§ Directions for this task: Reproduce every entry that follows word for word, but omit the images.

§ Dataset items:

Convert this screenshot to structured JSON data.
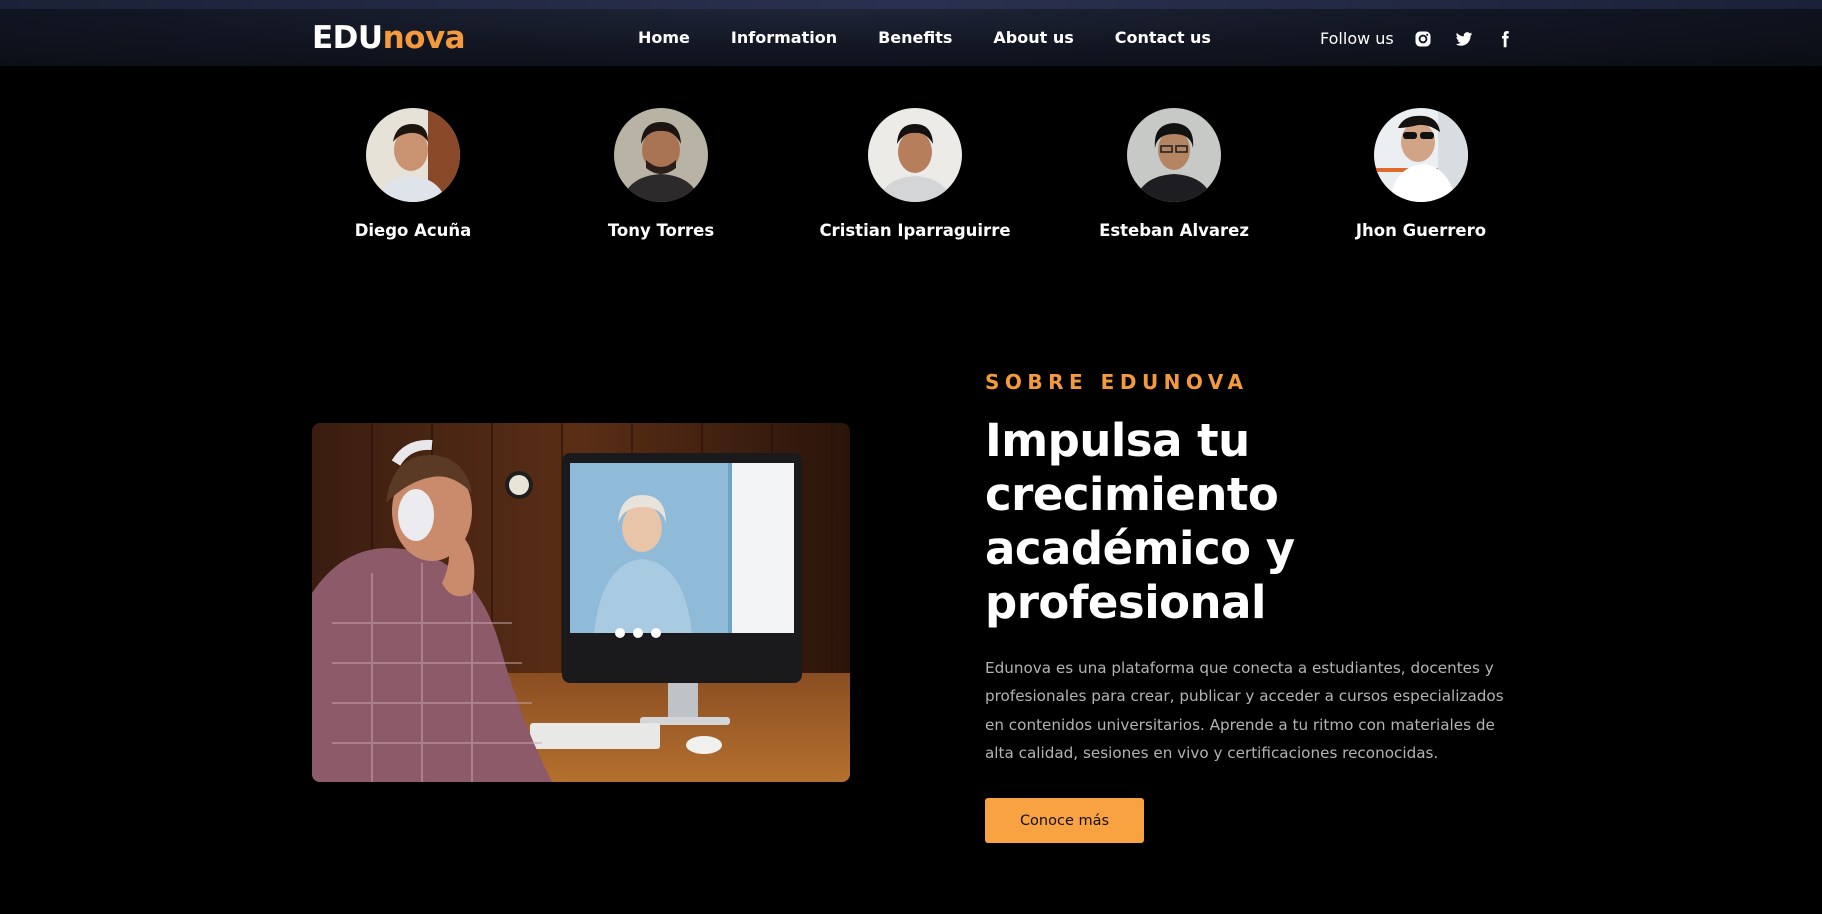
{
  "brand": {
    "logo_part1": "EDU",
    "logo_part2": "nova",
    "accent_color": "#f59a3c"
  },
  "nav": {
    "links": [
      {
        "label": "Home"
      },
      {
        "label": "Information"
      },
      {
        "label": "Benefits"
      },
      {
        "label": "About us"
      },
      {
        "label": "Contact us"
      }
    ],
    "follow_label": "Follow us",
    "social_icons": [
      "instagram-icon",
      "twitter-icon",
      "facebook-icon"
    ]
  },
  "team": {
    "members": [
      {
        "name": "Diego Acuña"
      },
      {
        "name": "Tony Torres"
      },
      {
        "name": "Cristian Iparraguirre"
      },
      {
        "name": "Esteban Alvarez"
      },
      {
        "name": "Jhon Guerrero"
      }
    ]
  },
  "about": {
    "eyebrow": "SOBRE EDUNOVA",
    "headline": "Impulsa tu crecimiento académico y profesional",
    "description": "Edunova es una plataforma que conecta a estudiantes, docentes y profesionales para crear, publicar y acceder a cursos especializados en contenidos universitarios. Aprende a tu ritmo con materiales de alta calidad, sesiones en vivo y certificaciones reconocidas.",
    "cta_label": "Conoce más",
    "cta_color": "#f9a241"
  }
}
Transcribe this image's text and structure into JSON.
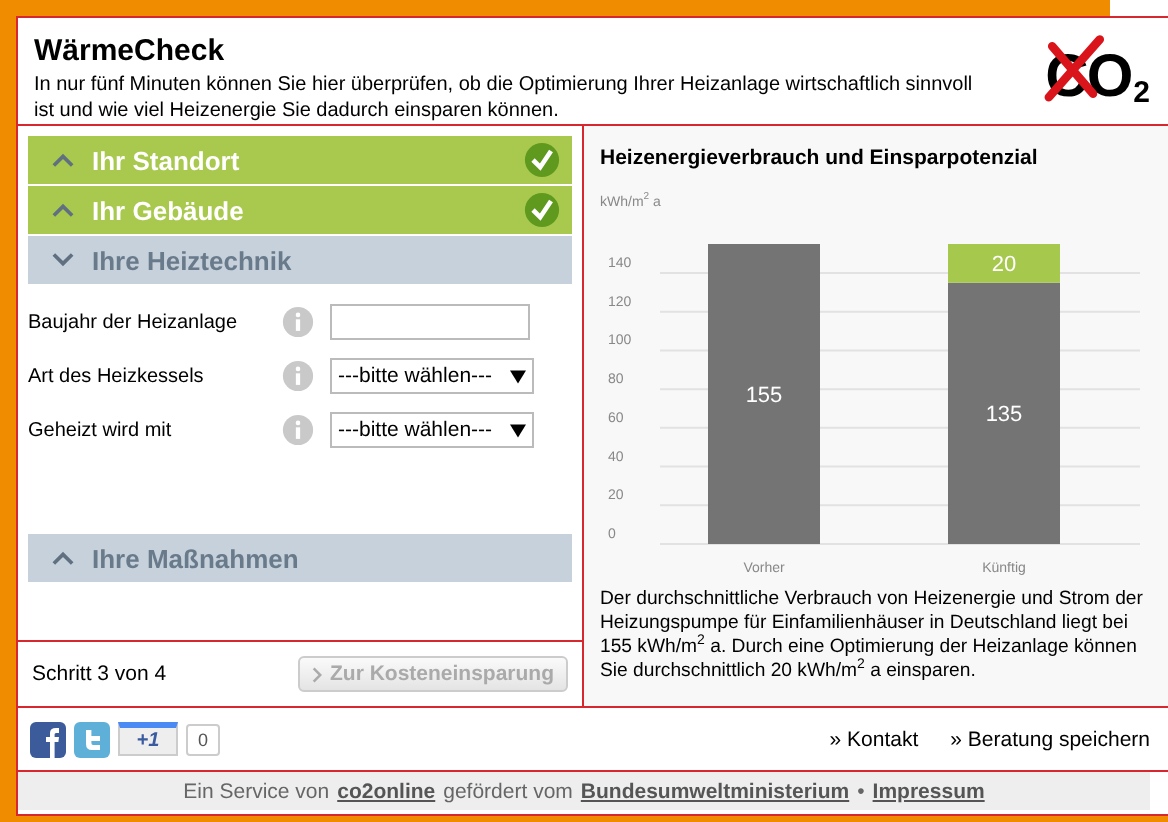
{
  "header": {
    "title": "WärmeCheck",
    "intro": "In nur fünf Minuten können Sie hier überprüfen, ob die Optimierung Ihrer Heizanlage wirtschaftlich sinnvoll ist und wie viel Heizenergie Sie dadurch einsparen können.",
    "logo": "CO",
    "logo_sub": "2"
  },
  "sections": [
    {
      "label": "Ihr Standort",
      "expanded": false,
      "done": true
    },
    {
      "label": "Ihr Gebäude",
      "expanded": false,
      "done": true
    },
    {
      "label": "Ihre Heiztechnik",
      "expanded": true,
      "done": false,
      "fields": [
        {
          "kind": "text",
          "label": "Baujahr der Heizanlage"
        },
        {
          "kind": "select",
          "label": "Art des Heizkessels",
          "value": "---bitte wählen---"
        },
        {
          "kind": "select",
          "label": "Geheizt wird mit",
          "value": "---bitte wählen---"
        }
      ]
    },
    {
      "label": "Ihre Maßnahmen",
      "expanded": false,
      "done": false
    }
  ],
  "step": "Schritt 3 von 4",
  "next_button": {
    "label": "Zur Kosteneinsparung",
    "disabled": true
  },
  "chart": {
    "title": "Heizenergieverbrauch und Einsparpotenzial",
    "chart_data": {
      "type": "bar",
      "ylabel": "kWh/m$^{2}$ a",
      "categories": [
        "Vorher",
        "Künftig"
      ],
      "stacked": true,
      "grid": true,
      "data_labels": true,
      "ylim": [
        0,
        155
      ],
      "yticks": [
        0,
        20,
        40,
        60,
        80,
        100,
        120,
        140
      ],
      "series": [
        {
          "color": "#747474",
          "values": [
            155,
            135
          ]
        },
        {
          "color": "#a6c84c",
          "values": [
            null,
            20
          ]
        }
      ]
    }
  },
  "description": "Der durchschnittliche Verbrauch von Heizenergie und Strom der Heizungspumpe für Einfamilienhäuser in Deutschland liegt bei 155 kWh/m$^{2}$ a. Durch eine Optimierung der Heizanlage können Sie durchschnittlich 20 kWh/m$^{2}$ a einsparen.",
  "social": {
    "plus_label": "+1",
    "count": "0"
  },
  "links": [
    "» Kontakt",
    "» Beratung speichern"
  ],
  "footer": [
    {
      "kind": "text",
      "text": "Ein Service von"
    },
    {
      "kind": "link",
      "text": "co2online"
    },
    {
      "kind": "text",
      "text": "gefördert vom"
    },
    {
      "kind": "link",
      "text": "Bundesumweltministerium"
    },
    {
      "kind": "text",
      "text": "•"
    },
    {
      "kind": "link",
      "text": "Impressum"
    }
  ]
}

§ Output for this task:
Convert this screenshot to structured JSON data.
{
  "brand": {
    "logo_part1": "EDU",
    "logo_part2": "nova",
    "accent_color": "#f59a3c"
  },
  "nav": {
    "links": [
      {
        "label": "Home"
      },
      {
        "label": "Information"
      },
      {
        "label": "Benefits"
      },
      {
        "label": "About us"
      },
      {
        "label": "Contact us"
      }
    ],
    "follow_label": "Follow us",
    "social_icons": [
      "instagram-icon",
      "twitter-icon",
      "facebook-icon"
    ]
  },
  "team": {
    "members": [
      {
        "name": "Diego Acuña"
      },
      {
        "name": "Tony Torres"
      },
      {
        "name": "Cristian Iparraguirre"
      },
      {
        "name": "Esteban Alvarez"
      },
      {
        "name": "Jhon Guerrero"
      }
    ]
  },
  "about": {
    "eyebrow": "SOBRE EDUNOVA",
    "headline": "Impulsa tu crecimiento académico y profesional",
    "description": "Edunova es una plataforma que conecta a estudiantes, docentes y profesionales para crear, publicar y acceder a cursos especializados en contenidos universitarios. Aprende a tu ritmo con materiales de alta calidad, sesiones en vivo y certificaciones reconocidas.",
    "cta_label": "Conoce más",
    "cta_color": "#f9a241"
  }
}
Transcribe this image's text and structure into JSON.
{
  "header": {
    "title": "WärmeCheck",
    "intro": "In nur fünf Minuten können Sie hier überprüfen, ob die Optimierung Ihrer Heizanlage wirtschaftlich sinnvoll ist und wie viel Heizenergie Sie dadurch einsparen können.",
    "logo": "CO",
    "logo_sub": "2"
  },
  "sections": [
    {
      "label": "Ihr Standort",
      "expanded": false,
      "done": true
    },
    {
      "label": "Ihr Gebäude",
      "expanded": false,
      "done": true
    },
    {
      "label": "Ihre Heiztechnik",
      "expanded": true,
      "done": false,
      "fields": [
        {
          "kind": "text",
          "label": "Baujahr der Heizanlage"
        },
        {
          "kind": "select",
          "label": "Art des Heizkessels",
          "value": "---bitte wählen---"
        },
        {
          "kind": "select",
          "label": "Geheizt wird mit",
          "value": "---bitte wählen---"
        }
      ]
    },
    {
      "label": "Ihre Maßnahmen",
      "expanded": false,
      "done": false
    }
  ],
  "step": "Schritt 3 von 4",
  "next_button": {
    "label": "Zur Kosteneinsparung",
    "disabled": true
  },
  "chart": {
    "title": "Heizenergieverbrauch und Einsparpotenzial",
    "chart_data": {
      "type": "bar",
      "ylabel": "kWh/m$^{2}$ a",
      "categories": [
        "Vorher",
        "Künftig"
      ],
      "stacked": true,
      "grid": true,
      "data_labels": true,
      "ylim": [
        0,
        155
      ],
      "yticks": [
        0,
        20,
        40,
        60,
        80,
        100,
        120,
        140
      ],
      "series": [
        {
          "color": "#747474",
          "values": [
            155,
            135
          ]
        },
        {
          "color": "#a6c84c",
          "values": [
            null,
            20
          ]
        }
      ]
    }
  },
  "description": "Der durchschnittliche Verbrauch von Heizenergie und Strom der Heizungspumpe für Einfamilienhäuser in Deutschland liegt bei 155 kWh/m$^{2}$ a. Durch eine Optimierung der Heizanlage können Sie durchschnittlich 20 kWh/m$^{2}$ a einsparen.",
  "social": {
    "plus_label": "+1",
    "count": "0"
  },
  "links": [
    "» Kontakt",
    "» Beratung speichern"
  ],
  "footer": [
    {
      "kind": "text",
      "text": "Ein Service von"
    },
    {
      "kind": "link",
      "text": "co2online"
    },
    {
      "kind": "text",
      "text": "gefördert vom"
    },
    {
      "kind": "link",
      "text": "Bundesumweltministerium"
    },
    {
      "kind": "text",
      "text": "•"
    },
    {
      "kind": "link",
      "text": "Impressum"
    }
  ]
}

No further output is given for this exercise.